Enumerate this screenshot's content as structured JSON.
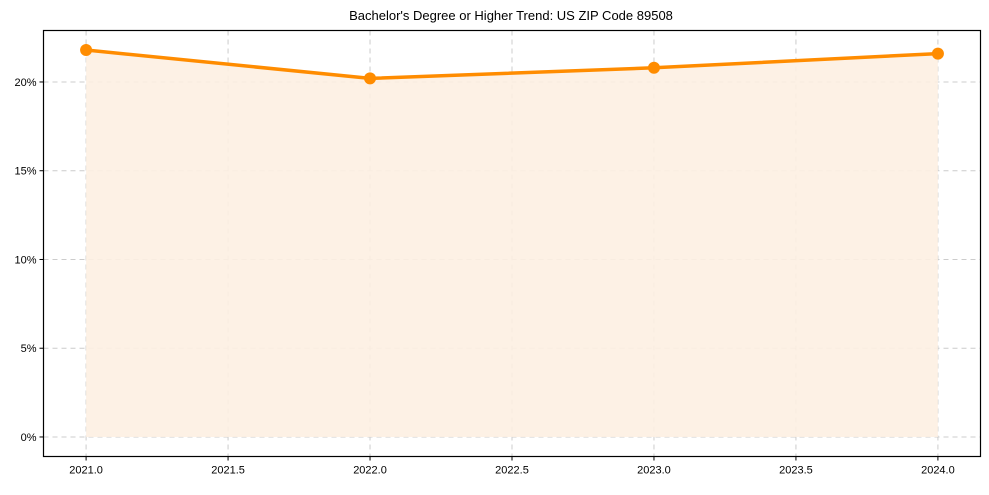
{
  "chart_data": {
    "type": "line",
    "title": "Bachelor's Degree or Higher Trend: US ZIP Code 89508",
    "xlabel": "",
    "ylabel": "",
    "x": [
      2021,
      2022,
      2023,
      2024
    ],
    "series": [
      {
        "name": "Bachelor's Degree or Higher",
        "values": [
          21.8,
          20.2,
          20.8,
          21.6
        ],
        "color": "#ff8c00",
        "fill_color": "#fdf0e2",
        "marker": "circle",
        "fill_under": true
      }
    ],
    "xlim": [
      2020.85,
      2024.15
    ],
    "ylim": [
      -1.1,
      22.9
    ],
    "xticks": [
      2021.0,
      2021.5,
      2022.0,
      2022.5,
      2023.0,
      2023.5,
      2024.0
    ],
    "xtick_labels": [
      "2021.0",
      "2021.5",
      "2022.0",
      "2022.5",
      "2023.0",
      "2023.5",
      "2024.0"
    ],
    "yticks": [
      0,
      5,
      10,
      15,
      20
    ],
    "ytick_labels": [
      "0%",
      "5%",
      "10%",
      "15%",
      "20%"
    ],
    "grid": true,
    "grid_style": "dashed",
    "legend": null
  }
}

┄┄┄┄┄┄┄┄┄┄

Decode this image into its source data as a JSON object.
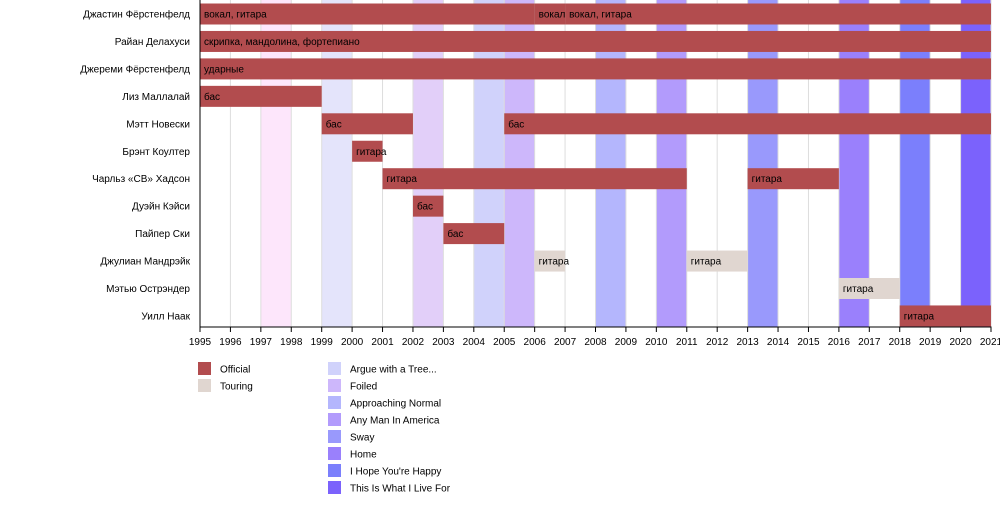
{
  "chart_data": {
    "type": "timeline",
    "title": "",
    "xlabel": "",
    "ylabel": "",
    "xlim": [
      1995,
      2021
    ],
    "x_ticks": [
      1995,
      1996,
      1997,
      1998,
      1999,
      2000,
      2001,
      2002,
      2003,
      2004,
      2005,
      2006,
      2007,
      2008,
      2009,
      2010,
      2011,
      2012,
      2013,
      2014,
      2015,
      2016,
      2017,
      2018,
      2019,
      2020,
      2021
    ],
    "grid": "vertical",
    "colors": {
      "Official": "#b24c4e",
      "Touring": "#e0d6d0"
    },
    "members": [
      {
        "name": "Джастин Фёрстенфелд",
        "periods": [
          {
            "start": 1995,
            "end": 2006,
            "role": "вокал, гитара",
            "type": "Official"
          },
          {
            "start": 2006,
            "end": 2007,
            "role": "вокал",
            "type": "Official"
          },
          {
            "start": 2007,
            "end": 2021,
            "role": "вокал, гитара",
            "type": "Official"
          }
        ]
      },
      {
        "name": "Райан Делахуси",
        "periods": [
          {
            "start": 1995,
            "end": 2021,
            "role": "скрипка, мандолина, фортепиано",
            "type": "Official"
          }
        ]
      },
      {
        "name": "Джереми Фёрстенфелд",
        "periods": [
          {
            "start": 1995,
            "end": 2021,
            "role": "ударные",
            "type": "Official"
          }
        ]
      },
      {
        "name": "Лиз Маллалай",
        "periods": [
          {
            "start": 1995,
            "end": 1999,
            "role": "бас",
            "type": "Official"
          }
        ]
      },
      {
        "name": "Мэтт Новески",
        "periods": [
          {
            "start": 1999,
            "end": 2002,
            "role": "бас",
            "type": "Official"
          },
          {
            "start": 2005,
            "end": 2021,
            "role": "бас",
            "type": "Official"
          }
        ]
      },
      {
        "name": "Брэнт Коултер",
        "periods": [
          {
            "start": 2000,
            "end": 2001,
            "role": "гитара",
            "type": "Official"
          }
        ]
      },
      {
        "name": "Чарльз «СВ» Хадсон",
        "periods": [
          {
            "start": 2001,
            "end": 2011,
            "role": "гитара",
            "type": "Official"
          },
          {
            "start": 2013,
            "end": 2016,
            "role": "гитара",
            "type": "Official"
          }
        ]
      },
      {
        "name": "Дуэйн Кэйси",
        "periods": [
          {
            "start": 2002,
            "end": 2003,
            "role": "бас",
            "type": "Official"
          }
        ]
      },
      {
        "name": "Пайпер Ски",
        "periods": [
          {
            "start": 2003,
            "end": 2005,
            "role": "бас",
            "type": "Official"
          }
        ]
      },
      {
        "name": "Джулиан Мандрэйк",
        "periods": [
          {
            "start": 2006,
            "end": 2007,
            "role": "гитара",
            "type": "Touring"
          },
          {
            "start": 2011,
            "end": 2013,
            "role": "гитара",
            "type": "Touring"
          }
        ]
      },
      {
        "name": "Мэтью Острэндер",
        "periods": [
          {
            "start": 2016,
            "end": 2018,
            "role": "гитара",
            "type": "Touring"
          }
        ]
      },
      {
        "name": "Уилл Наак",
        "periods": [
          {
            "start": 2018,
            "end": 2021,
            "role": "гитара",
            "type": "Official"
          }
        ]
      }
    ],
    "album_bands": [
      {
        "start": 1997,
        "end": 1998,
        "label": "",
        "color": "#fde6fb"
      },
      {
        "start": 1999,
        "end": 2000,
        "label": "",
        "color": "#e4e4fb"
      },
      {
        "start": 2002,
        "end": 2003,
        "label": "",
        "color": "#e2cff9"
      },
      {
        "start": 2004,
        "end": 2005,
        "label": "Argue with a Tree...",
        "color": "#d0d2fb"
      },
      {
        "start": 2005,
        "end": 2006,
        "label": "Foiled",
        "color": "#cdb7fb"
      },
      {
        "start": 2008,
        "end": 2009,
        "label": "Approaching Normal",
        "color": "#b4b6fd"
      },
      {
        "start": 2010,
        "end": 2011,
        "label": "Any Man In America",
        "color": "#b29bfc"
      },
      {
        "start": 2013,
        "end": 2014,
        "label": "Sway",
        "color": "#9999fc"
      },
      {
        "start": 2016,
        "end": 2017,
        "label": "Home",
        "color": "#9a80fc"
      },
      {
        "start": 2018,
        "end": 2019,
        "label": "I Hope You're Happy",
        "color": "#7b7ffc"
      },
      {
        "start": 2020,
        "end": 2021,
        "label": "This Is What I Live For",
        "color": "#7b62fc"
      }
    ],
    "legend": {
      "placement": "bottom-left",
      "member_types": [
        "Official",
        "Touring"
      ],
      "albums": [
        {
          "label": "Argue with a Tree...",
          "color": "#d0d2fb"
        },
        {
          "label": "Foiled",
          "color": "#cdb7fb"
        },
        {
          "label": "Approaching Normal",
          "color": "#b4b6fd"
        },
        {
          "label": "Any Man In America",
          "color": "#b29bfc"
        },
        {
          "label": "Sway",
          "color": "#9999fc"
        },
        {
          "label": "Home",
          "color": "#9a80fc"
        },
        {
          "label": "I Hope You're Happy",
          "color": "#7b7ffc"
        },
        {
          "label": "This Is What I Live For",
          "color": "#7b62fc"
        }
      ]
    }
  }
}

┄┄┄┄┄┄┄┄┄┄

Task statement
Your task is to list each line of the records with the word "What".

Response for this exercise
        "label": "This Is What I Live For",
          "label": "This Is What I Live For",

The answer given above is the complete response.